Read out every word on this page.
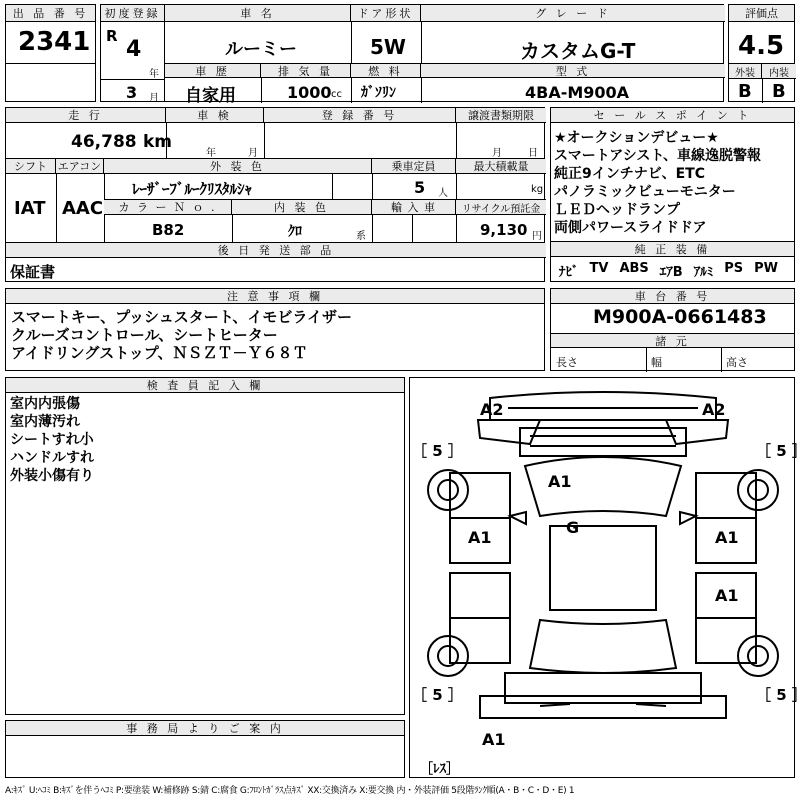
出 品 番 号
2341
初度登録
R
4
年
3 月
車 名	ドア形状	グ レ ー ド
ルーミー	5W	カスタムG-T
車 歴	排 気 量	燃 料	型 式
自家用	1000 cc ｶﾞｿﾘﾝ	4BA-M900A
評価点
4.5
外装	内装
B B
走 行	車 検	登 録 番 号	譲渡書類期限
46,788 km
年	月	月	日
シフト エアコン	外 装 色	乗車定員	最大積載量
IAT AAC
ﾚｰｻﾞｰﾌﾞﾙｰｸﾘｽﾀﾙｼｬ	5 人	kg
カ ラ ー Ｎ ｏ .	内 装 色	輸 入 車	リサイクル預託金
B82	ｸﾛ	系	9,130 円
後 日 発 送 部 品
保証書
セ ー ル ス ポ イ ン ト
★オークションデビュー★
スマートアシスト、車線逸脱警報
純正9インチナビ、ETC
パノラミックビューモニター
ＬＥＤヘッドランプ
両側パワースライドドア
純 正 装 備
ﾅﾋﾞ TV ABS ｴｱB ｱﾙﾐ PS PW
注 意 事 項 欄
スマートキー、プッシュスタート、イモビライザー
クルーズコントロール、シートヒーター
アイドリングストップ、ＮＳＺＴ－Ｙ６８Ｔ
車 台 番 号
M900A-0661483
諸 元
長さ	幅	高さ
検 査 員 記 入 欄
室内内張傷
室内薄汚れ
シートすれ小
ハンドルすれ
外装小傷有り
事 務 局 よ り ご 案 内
A2	A2
A1
G
A1	A1
A1
A1
［ 5 ］	［ 5 ］
［ 5 ］	［ 5 ］
［ﾚｽ］
A:ｷｽﾞ U:ﾍｺﾐ B:ｷｽﾞを伴うﾍｺﾐ P:要塗装 W:補修跡 S:錆 C:腐食 G:ﾌﾛﾝﾄｶﾞﾗｽ点ｷｽﾞ XX:交換済み X:要交換 内・外装評価 5段階ﾗﾝｸ順(A・B・C・D・E) 1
######
— DIRECTIONS —
Retype all entries exactly as they appear, dropping the images.

— THE OUTPUT —
Read out every word on this page.
出 品 番 号
2341
初度登録
R
4
年
3 月
車 名	ドア形状	グ レ ー ド
ルーミー	5W	カスタムG-T
車 歴	排 気 量	燃 料	型 式
自家用	1000 cc ｶﾞｿﾘﾝ	4BA-M900A
評価点
4.5
外装	内装
B B
走 行	車 検	登 録 番 号	譲渡書類期限
46,788 km
年	月	月	日
シフト エアコン	外 装 色	乗車定員	最大積載量
IAT AAC
ﾚｰｻﾞｰﾌﾞﾙｰｸﾘｽﾀﾙｼｬ	5 人	kg
カ ラ ー Ｎ ｏ .	内 装 色	輸 入 車	リサイクル預託金
B82	ｸﾛ	系	9,130 円
後 日 発 送 部 品
保証書
セ ー ル ス ポ イ ン ト
★オークションデビュー★
スマートアシスト、車線逸脱警報
純正9インチナビ、ETC
パノラミックビューモニター
ＬＥＤヘッドランプ
両側パワースライドドア
純 正 装 備
ﾅﾋﾞ TV ABS ｴｱB ｱﾙﾐ PS PW
注 意 事 項 欄
スマートキー、プッシュスタート、イモビライザー
クルーズコントロール、シートヒーター
アイドリングストップ、ＮＳＺＴ－Ｙ６８Ｔ
車 台 番 号
M900A-0661483
諸 元
長さ	幅	高さ
検 査 員 記 入 欄
室内内張傷
室内薄汚れ
シートすれ小
ハンドルすれ
外装小傷有り
事 務 局 よ り ご 案 内
A2	A2
A1
G
A1	A1
A1
A1
［ 5 ］	［ 5 ］
［ 5 ］	［ 5 ］
［ﾚｽ］
A:ｷｽﾞ U:ﾍｺﾐ B:ｷｽﾞを伴うﾍｺﾐ P:要塗装 W:補修跡 S:錆 C:腐食 G:ﾌﾛﾝﾄｶﾞﾗｽ点ｷｽﾞ XX:交換済み X:要交換 内・外装評価 5段階ﾗﾝｸ順(A・B・C・D・E) 1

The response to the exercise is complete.